▽

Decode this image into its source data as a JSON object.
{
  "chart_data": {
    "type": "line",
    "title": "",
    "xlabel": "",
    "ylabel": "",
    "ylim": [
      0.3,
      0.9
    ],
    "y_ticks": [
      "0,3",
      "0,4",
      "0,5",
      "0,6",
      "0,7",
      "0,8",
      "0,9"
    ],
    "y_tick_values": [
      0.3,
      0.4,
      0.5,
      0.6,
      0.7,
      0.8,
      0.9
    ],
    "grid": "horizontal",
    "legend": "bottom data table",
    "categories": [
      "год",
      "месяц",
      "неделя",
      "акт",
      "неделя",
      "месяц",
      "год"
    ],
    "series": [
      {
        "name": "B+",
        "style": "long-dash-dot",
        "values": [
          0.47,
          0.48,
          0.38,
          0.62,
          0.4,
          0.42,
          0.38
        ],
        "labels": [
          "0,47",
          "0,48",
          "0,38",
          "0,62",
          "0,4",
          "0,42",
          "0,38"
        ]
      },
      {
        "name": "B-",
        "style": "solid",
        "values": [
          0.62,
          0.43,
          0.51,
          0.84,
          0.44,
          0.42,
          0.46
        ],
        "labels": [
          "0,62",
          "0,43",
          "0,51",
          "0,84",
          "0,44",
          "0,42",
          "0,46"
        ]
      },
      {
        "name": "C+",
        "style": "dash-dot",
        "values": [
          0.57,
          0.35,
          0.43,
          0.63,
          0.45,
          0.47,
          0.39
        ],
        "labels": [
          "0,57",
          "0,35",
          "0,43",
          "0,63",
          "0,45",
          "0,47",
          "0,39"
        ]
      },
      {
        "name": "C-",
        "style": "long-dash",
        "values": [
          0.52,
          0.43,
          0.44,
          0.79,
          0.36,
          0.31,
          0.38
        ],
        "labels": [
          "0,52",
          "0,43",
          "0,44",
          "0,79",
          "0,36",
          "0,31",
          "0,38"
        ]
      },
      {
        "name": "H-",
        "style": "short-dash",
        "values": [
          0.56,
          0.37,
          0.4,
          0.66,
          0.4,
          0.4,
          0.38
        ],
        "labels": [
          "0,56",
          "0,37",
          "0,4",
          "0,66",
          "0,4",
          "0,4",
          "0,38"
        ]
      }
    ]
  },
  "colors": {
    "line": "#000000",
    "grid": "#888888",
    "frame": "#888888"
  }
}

△

■ **Problem details**
Write out the records shown above, exactly as they appear.

■ **Result for this task**
Decode this image into its source data as a JSON object.
{
  "chart_data": {
    "type": "line",
    "title": "",
    "xlabel": "",
    "ylabel": "",
    "ylim": [
      0.3,
      0.9
    ],
    "y_ticks": [
      "0,3",
      "0,4",
      "0,5",
      "0,6",
      "0,7",
      "0,8",
      "0,9"
    ],
    "y_tick_values": [
      0.3,
      0.4,
      0.5,
      0.6,
      0.7,
      0.8,
      0.9
    ],
    "grid": "horizontal",
    "legend": "bottom data table",
    "categories": [
      "год",
      "месяц",
      "неделя",
      "акт",
      "неделя",
      "месяц",
      "год"
    ],
    "series": [
      {
        "name": "B+",
        "style": "long-dash-dot",
        "values": [
          0.47,
          0.48,
          0.38,
          0.62,
          0.4,
          0.42,
          0.38
        ],
        "labels": [
          "0,47",
          "0,48",
          "0,38",
          "0,62",
          "0,4",
          "0,42",
          "0,38"
        ]
      },
      {
        "name": "B-",
        "style": "solid",
        "values": [
          0.62,
          0.43,
          0.51,
          0.84,
          0.44,
          0.42,
          0.46
        ],
        "labels": [
          "0,62",
          "0,43",
          "0,51",
          "0,84",
          "0,44",
          "0,42",
          "0,46"
        ]
      },
      {
        "name": "C+",
        "style": "dash-dot",
        "values": [
          0.57,
          0.35,
          0.43,
          0.63,
          0.45,
          0.47,
          0.39
        ],
        "labels": [
          "0,57",
          "0,35",
          "0,43",
          "0,63",
          "0,45",
          "0,47",
          "0,39"
        ]
      },
      {
        "name": "C-",
        "style": "long-dash",
        "values": [
          0.52,
          0.43,
          0.44,
          0.79,
          0.36,
          0.31,
          0.38
        ],
        "labels": [
          "0,52",
          "0,43",
          "0,44",
          "0,79",
          "0,36",
          "0,31",
          "0,38"
        ]
      },
      {
        "name": "H-",
        "style": "short-dash",
        "values": [
          0.56,
          0.37,
          0.4,
          0.66,
          0.4,
          0.4,
          0.38
        ],
        "labels": [
          "0,56",
          "0,37",
          "0,4",
          "0,66",
          "0,4",
          "0,4",
          "0,38"
        ]
      }
    ]
  },
  "colors": {
    "line": "#000000",
    "grid": "#888888",
    "frame": "#888888"
  }
}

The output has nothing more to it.